**The task**
Copy out each line below exactly as it appears.

────────────────────

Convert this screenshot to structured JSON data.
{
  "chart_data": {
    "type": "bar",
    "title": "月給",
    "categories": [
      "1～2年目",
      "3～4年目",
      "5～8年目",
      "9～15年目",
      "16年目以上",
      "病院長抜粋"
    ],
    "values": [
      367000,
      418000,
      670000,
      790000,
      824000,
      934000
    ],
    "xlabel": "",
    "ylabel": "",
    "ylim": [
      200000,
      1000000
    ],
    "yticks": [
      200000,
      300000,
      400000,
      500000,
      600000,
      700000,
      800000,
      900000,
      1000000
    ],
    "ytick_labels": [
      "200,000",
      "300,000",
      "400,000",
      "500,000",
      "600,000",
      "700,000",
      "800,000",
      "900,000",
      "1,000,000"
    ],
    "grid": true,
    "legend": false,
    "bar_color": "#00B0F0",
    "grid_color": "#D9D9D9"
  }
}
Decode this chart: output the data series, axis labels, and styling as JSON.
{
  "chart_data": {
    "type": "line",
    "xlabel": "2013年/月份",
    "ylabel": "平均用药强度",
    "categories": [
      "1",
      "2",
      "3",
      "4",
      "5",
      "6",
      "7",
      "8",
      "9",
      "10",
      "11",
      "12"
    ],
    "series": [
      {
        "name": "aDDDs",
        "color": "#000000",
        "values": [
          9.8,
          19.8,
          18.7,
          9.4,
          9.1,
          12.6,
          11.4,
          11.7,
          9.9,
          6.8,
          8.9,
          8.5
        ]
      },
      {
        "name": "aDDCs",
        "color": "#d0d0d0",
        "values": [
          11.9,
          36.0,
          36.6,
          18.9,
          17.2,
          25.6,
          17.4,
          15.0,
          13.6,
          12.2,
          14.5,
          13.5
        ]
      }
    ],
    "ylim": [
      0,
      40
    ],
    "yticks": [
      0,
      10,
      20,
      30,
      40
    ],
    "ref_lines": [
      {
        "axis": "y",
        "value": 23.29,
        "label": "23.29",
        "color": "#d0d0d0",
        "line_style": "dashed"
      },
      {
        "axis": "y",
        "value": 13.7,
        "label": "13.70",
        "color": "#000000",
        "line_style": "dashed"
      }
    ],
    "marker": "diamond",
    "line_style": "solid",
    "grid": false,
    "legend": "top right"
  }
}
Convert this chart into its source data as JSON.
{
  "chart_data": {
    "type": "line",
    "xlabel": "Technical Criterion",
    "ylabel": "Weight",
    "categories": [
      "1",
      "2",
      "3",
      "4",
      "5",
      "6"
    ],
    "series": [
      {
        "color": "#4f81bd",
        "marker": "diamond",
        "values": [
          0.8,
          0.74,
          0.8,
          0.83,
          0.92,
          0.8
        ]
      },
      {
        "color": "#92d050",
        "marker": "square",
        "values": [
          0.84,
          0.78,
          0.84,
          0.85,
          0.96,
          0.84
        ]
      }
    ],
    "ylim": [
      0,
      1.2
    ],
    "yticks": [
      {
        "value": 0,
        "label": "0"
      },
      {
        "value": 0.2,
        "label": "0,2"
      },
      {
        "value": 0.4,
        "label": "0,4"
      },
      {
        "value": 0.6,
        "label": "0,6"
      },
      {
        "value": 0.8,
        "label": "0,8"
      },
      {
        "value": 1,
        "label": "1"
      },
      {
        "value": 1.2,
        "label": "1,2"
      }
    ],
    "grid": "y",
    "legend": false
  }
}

────────────────────

**Reply**
Convert this screenshot to structured JSON data.
{
  "chart_data": {
    "type": "bar",
    "title": "月給",
    "categories": [
      "1～2年目",
      "3～4年目",
      "5～8年目",
      "9～15年目",
      "16年目以上",
      "病院長抜粋"
    ],
    "values": [
      367000,
      418000,
      670000,
      790000,
      824000,
      934000
    ],
    "xlabel": "",
    "ylabel": "",
    "ylim": [
      200000,
      1000000
    ],
    "yticks": [
      200000,
      300000,
      400000,
      500000,
      600000,
      700000,
      800000,
      900000,
      1000000
    ],
    "ytick_labels": [
      "200,000",
      "300,000",
      "400,000",
      "500,000",
      "600,000",
      "700,000",
      "800,000",
      "900,000",
      "1,000,000"
    ],
    "grid": true,
    "legend": false,
    "bar_color": "#00B0F0",
    "grid_color": "#D9D9D9"
  }
}
Decode this chart: output the data series, axis labels, and styling as JSON.
{
  "chart_data": {
    "type": "line",
    "xlabel": "2013年/月份",
    "ylabel": "平均用药强度",
    "categories": [
      "1",
      "2",
      "3",
      "4",
      "5",
      "6",
      "7",
      "8",
      "9",
      "10",
      "11",
      "12"
    ],
    "series": [
      {
        "name": "aDDDs",
        "color": "#000000",
        "values": [
          9.8,
          19.8,
          18.7,
          9.4,
          9.1,
          12.6,
          11.4,
          11.7,
          9.9,
          6.8,
          8.9,
          8.5
        ]
      },
      {
        "name": "aDDCs",
        "color": "#d0d0d0",
        "values": [
          11.9,
          36.0,
          36.6,
          18.9,
          17.2,
          25.6,
          17.4,
          15.0,
          13.6,
          12.2,
          14.5,
          13.5
        ]
      }
    ],
    "ylim": [
      0,
      40
    ],
    "yticks": [
      0,
      10,
      20,
      30,
      40
    ],
    "ref_lines": [
      {
        "axis": "y",
        "value": 23.29,
        "label": "23.29",
        "color": "#d0d0d0",
        "line_style": "dashed"
      },
      {
        "axis": "y",
        "value": 13.7,
        "label": "13.70",
        "color": "#000000",
        "line_style": "dashed"
      }
    ],
    "marker": "diamond",
    "line_style": "solid",
    "grid": false,
    "legend": "top right"
  }
}
Convert this chart into its source data as JSON.
{
  "chart_data": {
    "type": "line",
    "xlabel": "Technical Criterion",
    "ylabel": "Weight",
    "categories": [
      "1",
      "2",
      "3",
      "4",
      "5",
      "6"
    ],
    "series": [
      {
        "color": "#4f81bd",
        "marker": "diamond",
        "values": [
          0.8,
          0.74,
          0.8,
          0.83,
          0.92,
          0.8
        ]
      },
      {
        "color": "#92d050",
        "marker": "square",
        "values": [
          0.84,
          0.78,
          0.84,
          0.85,
          0.96,
          0.84
        ]
      }
    ],
    "ylim": [
      0,
      1.2
    ],
    "yticks": [
      {
        "value": 0,
        "label": "0"
      },
      {
        "value": 0.2,
        "label": "0,2"
      },
      {
        "value": 0.4,
        "label": "0,4"
      },
      {
        "value": 0.6,
        "label": "0,6"
      },
      {
        "value": 0.8,
        "label": "0,8"
      },
      {
        "value": 1,
        "label": "1"
      },
      {
        "value": 1.2,
        "label": "1,2"
      }
    ],
    "grid": "y",
    "legend": false
  }
}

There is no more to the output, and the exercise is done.